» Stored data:
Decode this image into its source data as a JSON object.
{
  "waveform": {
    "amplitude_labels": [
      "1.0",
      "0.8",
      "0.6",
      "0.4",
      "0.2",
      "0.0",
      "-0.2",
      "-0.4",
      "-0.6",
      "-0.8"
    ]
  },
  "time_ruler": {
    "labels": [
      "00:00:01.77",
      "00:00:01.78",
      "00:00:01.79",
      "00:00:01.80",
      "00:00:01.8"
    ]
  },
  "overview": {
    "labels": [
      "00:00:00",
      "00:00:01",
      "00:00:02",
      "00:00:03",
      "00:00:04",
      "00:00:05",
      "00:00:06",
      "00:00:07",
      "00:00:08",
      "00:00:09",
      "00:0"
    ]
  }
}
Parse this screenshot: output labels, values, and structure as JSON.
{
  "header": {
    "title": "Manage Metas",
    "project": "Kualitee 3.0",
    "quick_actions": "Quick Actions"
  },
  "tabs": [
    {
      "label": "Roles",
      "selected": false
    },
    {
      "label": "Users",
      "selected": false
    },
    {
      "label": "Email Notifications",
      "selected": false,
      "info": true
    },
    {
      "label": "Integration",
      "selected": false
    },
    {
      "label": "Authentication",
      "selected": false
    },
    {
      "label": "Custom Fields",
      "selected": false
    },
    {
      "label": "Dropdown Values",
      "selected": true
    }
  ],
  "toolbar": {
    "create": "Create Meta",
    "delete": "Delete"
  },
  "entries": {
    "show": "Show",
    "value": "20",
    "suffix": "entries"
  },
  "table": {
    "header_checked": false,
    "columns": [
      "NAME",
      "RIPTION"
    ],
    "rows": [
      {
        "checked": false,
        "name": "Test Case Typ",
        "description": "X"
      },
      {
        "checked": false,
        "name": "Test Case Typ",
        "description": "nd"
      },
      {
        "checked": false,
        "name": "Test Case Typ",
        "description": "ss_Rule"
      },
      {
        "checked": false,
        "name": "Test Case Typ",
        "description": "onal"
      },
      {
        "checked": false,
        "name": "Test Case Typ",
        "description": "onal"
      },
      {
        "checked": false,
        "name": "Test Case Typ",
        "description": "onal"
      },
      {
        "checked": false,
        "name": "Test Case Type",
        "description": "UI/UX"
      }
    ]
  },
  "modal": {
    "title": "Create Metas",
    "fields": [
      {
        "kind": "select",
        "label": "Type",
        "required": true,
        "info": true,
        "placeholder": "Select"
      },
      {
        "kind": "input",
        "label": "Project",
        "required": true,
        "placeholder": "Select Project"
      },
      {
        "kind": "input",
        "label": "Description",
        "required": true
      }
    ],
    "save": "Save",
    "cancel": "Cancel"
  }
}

» EXERCISE: Copy out all of the lines above exactly.

» ANSWER TO THE TASK:
Decode this image into its source data as a JSON object.
{
  "waveform": {
    "amplitude_labels": [
      "1.0",
      "0.8",
      "0.6",
      "0.4",
      "0.2",
      "0.0",
      "-0.2",
      "-0.4",
      "-0.6",
      "-0.8"
    ]
  },
  "time_ruler": {
    "labels": [
      "00:00:01.77",
      "00:00:01.78",
      "00:00:01.79",
      "00:00:01.80",
      "00:00:01.8"
    ]
  },
  "overview": {
    "labels": [
      "00:00:00",
      "00:00:01",
      "00:00:02",
      "00:00:03",
      "00:00:04",
      "00:00:05",
      "00:00:06",
      "00:00:07",
      "00:00:08",
      "00:00:09",
      "00:0"
    ]
  }
}
Parse this screenshot: output labels, values, and structure as JSON.
{
  "header": {
    "title": "Manage Metas",
    "project": "Kualitee 3.0",
    "quick_actions": "Quick Actions"
  },
  "tabs": [
    {
      "label": "Roles",
      "selected": false
    },
    {
      "label": "Users",
      "selected": false
    },
    {
      "label": "Email Notifications",
      "selected": false,
      "info": true
    },
    {
      "label": "Integration",
      "selected": false
    },
    {
      "label": "Authentication",
      "selected": false
    },
    {
      "label": "Custom Fields",
      "selected": false
    },
    {
      "label": "Dropdown Values",
      "selected": true
    }
  ],
  "toolbar": {
    "create": "Create Meta",
    "delete": "Delete"
  },
  "entries": {
    "show": "Show",
    "value": "20",
    "suffix": "entries"
  },
  "table": {
    "header_checked": false,
    "columns": [
      "NAME",
      "RIPTION"
    ],
    "rows": [
      {
        "checked": false,
        "name": "Test Case Typ",
        "description": "X"
      },
      {
        "checked": false,
        "name": "Test Case Typ",
        "description": "nd"
      },
      {
        "checked": false,
        "name": "Test Case Typ",
        "description": "ss_Rule"
      },
      {
        "checked": false,
        "name": "Test Case Typ",
        "description": "onal"
      },
      {
        "checked": false,
        "name": "Test Case Typ",
        "description": "onal"
      },
      {
        "checked": false,
        "name": "Test Case Typ",
        "description": "onal"
      },
      {
        "checked": false,
        "name": "Test Case Type",
        "description": "UI/UX"
      }
    ]
  },
  "modal": {
    "title": "Create Metas",
    "fields": [
      {
        "kind": "select",
        "label": "Type",
        "required": true,
        "info": true,
        "placeholder": "Select"
      },
      {
        "kind": "input",
        "label": "Project",
        "required": true,
        "placeholder": "Select Project"
      },
      {
        "kind": "input",
        "label": "Description",
        "required": true
      }
    ],
    "save": "Save",
    "cancel": "Cancel"
  }
}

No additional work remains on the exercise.